Trecho para leitura:
Foram utilizadas duas estratégias de pesquisa: 1) exploratória, estudo de caso por meio de entrevistas com aplicação de questionário semiestruturado; e 2) descritiva, por meio de levantamento, metodologia quantitativa com entrevistas presenciais. Essas estratégias são ideais para as perguntas do tipo "como" e "por que", conforme o que se propõe o estudo. Após a leitura da sondagem qualitativa, foi construído o questionário para a pesquisa quantitativa. Foram realizadas 390 entrevistas, sendo 24 exploratórias, com as três categorias de trabalhadores identificadas: 105 com trabalhadores da usina, 144 com trabalhadores do campo com cana do morador e 141 com trabalhadores sem cana do morador. São três amostras independentes, portanto, não foi utilizada uma ponderação conforme a representação de cada categoria investigada. Cada categoria foi examinada separadamente. Os questionários foram aplicados por alunos do curso de Geografia da Universidade Federal de Pernambuco.

Quanto à região das entrevistas, o universo se dividiu geograficamente em duas partes (zona de cima - até 10 km de distância da usina; e zona de baixo - acima de 10 km da usina) e administrativamente em seis ZPAs. A lógica da distribuição amostral considerou apenas a questão geográfica, apesar de trabalhar com as comunidades de todas as ZPAs. A distância da usina pode afetar a forma de avaliação do modelo, já que quanto mais distante da administração, mais complicadas são as aplicações das contrapartidas. Nas duas regiões, foram sorteados os engenhos onde foram aplicados os questionários.

O universo pesquisado foi composto por 838 trabalhadores credores rurais e 451 trabalhadores da usina, somando um total de 1.289 trabalhadores credores da massa falida.

Não foram considerados na amostra os credores que não estão trabalhando de forma permanente, como, por exemplo, os trabalhadores demitidos pelos usineiros e que trabalham como temporários.

Os principais objetivos da pesquisa exploratória foram: 1) conhecer a forma como o público-alvo da investigação se porta ante ao desafio da prática comunicacional intersubjetiva; 2) conhecer as categorias de trabalhadores no que diz respeito à adesão ao processo de gestão solidária; e 3) conhecer os padrões de comportamento referentes ao esforço adicional para a participação no modelo autogestionário.

Lista de tarefas:
a) Transcreva do trecho sobre a metodologia da pesquisa a passagem que começa em "O universo pesquisado" e segue até "no modelo autogestionário.".
b) Segundo o trecho sobre a metodologia da pesquisa, quem aplicou os questionários?
As entradas constituem material à parte, independente do trecho sobre a metodologia da pesquisa.

Extratos dos registros:
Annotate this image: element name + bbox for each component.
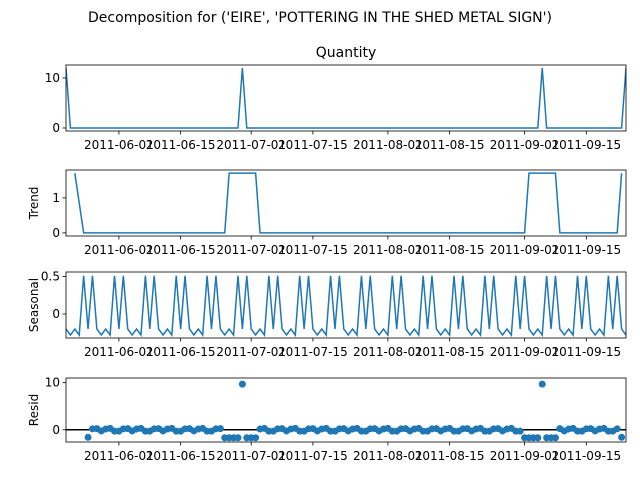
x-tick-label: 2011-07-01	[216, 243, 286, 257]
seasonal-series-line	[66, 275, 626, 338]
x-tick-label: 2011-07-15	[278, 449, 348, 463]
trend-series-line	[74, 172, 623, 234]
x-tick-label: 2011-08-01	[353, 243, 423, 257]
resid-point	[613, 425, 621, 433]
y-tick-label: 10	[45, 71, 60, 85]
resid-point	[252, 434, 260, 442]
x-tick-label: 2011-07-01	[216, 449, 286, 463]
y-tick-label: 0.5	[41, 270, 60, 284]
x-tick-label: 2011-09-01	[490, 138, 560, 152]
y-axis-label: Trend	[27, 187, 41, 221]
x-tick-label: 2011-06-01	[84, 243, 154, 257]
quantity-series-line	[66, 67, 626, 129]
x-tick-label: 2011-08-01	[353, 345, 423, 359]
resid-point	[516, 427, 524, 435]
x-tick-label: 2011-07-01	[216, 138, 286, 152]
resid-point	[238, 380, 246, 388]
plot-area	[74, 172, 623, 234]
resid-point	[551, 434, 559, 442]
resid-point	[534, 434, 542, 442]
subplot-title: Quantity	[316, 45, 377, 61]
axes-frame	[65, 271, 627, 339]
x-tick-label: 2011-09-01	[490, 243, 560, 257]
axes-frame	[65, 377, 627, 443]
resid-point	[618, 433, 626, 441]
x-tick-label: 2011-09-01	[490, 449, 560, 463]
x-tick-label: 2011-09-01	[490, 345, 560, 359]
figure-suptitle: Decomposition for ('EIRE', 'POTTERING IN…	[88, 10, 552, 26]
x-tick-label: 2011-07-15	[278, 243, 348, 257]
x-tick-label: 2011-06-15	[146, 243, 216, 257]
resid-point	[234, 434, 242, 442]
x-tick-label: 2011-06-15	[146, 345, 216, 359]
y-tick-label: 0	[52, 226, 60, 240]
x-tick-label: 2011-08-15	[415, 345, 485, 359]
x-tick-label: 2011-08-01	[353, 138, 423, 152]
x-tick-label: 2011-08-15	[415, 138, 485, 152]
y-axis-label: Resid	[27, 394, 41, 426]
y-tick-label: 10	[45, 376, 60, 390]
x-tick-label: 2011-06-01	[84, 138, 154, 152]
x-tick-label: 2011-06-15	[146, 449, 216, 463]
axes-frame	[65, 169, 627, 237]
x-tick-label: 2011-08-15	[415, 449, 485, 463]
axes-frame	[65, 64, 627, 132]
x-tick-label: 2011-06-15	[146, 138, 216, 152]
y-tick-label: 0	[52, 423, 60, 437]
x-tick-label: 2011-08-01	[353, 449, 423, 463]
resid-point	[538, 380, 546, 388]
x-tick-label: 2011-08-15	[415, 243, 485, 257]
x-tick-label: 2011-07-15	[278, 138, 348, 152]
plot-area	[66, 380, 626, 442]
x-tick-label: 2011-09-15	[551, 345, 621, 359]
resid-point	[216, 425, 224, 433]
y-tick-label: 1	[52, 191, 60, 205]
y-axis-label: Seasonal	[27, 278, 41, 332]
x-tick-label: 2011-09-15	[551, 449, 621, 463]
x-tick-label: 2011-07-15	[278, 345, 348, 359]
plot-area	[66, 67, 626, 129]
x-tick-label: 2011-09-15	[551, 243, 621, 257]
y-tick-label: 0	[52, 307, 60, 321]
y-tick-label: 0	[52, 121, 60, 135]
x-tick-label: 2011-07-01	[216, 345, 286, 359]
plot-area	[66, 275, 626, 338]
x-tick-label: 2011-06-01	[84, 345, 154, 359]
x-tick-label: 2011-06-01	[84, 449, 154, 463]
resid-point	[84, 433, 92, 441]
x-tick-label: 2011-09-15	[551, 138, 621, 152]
---
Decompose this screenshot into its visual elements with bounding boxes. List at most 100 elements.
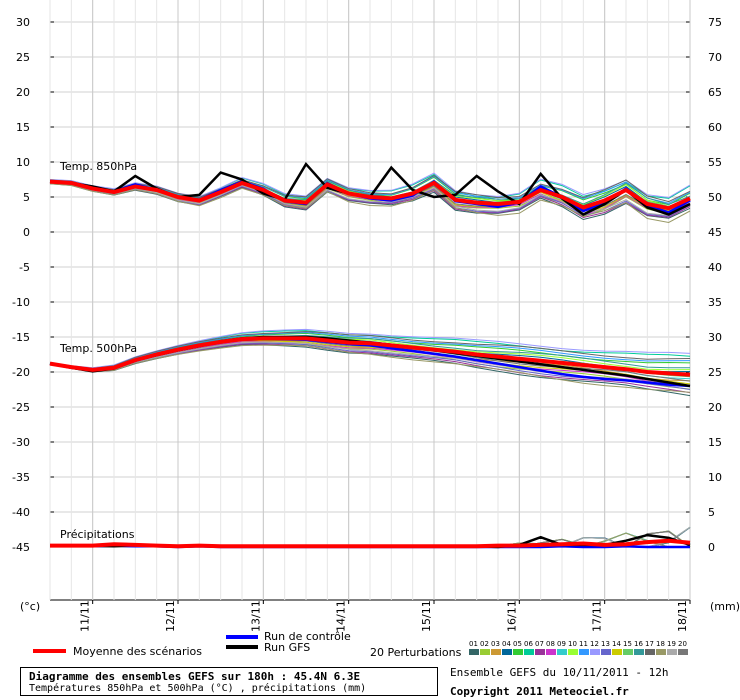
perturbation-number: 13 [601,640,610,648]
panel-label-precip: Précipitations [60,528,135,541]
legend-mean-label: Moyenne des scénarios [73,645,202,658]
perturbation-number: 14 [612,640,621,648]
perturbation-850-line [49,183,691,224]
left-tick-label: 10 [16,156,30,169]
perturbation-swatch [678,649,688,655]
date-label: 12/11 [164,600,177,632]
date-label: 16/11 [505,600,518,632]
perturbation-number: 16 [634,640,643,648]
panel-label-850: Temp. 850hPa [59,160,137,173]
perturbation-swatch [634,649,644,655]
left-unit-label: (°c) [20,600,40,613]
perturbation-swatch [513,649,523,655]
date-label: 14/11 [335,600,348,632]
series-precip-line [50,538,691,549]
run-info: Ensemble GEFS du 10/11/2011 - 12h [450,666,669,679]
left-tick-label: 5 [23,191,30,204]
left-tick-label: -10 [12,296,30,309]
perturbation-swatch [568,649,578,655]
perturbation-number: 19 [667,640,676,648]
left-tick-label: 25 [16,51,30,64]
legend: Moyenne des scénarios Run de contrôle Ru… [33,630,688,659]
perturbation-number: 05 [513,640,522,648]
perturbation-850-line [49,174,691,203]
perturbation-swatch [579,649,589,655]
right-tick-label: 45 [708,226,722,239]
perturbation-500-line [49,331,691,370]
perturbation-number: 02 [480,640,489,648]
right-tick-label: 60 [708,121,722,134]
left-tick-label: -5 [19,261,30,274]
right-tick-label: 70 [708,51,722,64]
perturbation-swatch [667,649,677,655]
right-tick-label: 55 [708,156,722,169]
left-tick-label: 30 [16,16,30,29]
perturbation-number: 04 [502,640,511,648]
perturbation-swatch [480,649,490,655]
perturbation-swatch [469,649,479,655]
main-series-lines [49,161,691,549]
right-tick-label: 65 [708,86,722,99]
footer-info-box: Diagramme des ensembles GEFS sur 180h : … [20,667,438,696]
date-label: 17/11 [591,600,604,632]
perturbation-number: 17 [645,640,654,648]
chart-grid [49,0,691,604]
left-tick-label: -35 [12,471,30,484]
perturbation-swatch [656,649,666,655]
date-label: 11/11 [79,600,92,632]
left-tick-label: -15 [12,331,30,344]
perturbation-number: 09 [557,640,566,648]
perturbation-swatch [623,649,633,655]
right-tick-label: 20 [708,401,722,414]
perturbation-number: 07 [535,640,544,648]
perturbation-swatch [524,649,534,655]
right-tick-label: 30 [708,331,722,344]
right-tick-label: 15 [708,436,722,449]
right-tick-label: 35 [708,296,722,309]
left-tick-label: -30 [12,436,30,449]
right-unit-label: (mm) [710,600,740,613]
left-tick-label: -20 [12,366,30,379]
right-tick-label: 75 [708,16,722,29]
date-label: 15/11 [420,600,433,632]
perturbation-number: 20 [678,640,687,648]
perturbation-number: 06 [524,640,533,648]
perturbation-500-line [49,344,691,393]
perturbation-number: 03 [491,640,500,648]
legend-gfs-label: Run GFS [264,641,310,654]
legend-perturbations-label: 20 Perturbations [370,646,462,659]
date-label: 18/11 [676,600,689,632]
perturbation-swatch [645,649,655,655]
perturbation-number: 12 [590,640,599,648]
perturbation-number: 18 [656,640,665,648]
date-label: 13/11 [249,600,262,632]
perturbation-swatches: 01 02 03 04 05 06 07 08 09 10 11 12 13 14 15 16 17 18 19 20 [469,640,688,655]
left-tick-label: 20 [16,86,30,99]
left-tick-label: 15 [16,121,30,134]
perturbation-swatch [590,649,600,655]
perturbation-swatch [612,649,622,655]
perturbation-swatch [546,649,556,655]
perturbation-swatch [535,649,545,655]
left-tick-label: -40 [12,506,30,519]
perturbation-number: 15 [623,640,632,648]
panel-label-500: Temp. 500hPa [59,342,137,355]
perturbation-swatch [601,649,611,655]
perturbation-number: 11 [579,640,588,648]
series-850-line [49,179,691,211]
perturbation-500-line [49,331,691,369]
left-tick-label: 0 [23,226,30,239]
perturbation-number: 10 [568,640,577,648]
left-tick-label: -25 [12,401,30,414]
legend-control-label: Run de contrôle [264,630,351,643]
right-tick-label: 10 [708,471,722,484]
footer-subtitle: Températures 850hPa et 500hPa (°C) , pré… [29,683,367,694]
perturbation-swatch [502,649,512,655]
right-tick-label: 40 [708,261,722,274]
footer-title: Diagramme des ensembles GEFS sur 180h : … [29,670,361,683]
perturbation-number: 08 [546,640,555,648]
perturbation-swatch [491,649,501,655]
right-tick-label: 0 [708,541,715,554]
...
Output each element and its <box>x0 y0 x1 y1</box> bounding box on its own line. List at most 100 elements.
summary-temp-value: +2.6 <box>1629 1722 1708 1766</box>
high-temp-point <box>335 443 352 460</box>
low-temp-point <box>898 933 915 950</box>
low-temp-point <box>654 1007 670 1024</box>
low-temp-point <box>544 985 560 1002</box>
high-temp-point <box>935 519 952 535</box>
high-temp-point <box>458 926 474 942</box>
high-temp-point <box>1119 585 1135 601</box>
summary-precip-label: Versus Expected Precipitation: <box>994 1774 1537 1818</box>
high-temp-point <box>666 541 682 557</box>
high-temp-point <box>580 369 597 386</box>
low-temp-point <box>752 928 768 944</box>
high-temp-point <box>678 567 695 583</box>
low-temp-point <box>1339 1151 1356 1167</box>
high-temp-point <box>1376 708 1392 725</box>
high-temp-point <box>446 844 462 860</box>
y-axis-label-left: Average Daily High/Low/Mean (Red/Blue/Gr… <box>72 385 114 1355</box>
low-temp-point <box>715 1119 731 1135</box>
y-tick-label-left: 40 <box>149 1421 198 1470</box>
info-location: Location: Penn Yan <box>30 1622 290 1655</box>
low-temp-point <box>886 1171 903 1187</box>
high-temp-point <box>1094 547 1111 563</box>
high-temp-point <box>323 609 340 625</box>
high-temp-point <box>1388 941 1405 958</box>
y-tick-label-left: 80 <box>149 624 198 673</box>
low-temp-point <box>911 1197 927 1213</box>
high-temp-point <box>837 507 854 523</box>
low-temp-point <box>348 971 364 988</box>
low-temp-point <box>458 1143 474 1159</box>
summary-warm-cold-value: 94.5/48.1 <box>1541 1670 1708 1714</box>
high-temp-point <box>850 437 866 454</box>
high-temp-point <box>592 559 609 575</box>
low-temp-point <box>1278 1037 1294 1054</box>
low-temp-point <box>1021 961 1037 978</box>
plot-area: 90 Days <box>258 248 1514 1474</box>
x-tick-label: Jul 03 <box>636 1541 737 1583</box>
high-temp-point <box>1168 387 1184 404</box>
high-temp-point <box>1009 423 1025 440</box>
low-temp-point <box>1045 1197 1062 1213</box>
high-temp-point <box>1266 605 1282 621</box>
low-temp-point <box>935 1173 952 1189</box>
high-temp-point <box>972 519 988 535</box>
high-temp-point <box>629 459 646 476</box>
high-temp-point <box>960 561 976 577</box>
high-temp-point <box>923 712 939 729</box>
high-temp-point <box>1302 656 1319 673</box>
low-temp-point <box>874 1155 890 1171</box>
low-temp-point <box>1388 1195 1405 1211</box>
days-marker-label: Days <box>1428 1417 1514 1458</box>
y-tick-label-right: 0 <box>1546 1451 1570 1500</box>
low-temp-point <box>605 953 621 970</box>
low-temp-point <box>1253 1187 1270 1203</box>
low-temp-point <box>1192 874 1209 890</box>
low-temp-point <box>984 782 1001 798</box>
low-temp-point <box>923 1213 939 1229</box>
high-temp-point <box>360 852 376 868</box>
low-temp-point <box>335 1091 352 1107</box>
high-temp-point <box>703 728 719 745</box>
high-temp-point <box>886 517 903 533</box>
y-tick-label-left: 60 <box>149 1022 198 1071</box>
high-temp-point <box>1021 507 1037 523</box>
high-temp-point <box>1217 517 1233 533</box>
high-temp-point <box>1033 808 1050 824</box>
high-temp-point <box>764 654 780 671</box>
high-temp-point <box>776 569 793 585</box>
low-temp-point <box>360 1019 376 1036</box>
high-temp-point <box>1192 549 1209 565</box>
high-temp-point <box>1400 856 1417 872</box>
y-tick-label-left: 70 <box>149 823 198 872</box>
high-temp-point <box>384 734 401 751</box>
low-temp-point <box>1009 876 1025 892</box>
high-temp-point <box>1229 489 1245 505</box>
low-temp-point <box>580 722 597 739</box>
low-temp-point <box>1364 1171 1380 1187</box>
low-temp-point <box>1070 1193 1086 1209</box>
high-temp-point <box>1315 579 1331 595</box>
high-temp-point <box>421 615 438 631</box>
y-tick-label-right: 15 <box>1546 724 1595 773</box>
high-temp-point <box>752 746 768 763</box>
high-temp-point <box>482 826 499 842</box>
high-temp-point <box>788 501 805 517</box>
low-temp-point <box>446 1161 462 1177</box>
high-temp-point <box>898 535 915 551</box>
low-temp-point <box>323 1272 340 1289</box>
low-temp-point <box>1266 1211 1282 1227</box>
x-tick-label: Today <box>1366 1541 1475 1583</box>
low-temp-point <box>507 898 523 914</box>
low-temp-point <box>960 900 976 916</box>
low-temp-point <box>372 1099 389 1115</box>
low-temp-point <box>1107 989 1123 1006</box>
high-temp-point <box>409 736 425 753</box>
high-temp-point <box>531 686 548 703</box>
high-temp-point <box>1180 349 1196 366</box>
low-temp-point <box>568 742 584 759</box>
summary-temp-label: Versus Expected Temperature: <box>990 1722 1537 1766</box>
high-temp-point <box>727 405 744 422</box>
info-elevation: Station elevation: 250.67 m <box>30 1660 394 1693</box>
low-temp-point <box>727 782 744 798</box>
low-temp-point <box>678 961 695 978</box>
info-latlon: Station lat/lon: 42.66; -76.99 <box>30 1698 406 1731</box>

Resultados das tarefas:
a)
O universo pesquisado foi composto por 838 trabalhadores credores rurais e 451 trabalhadores da usina, somando um total de 1.289 trabalhadores credores da massa falida.

Não foram considerados na amostra os credores que não estão trabalhando de forma permanente, como, por exemplo, os trabalhadores demitidos pelos usineiros e que trabalham como temporários.

Os principais objetivos da pesquisa exploratória foram: 1) conhecer a forma como o público-alvo da investigação se porta ante ao desafio da prática comunicacional intersubjetiva; 2) conhecer as categorias de trabalhadores no que diz respeito à adesão ao processo de gestão solidária; e 3) conhecer os padrões de comportamento referentes ao esforço adicional para a participação no modelo autogestionário.

b) Os questionários foram aplicados por alunos do curso de Geografia da Universidade Federal de Pernambuco.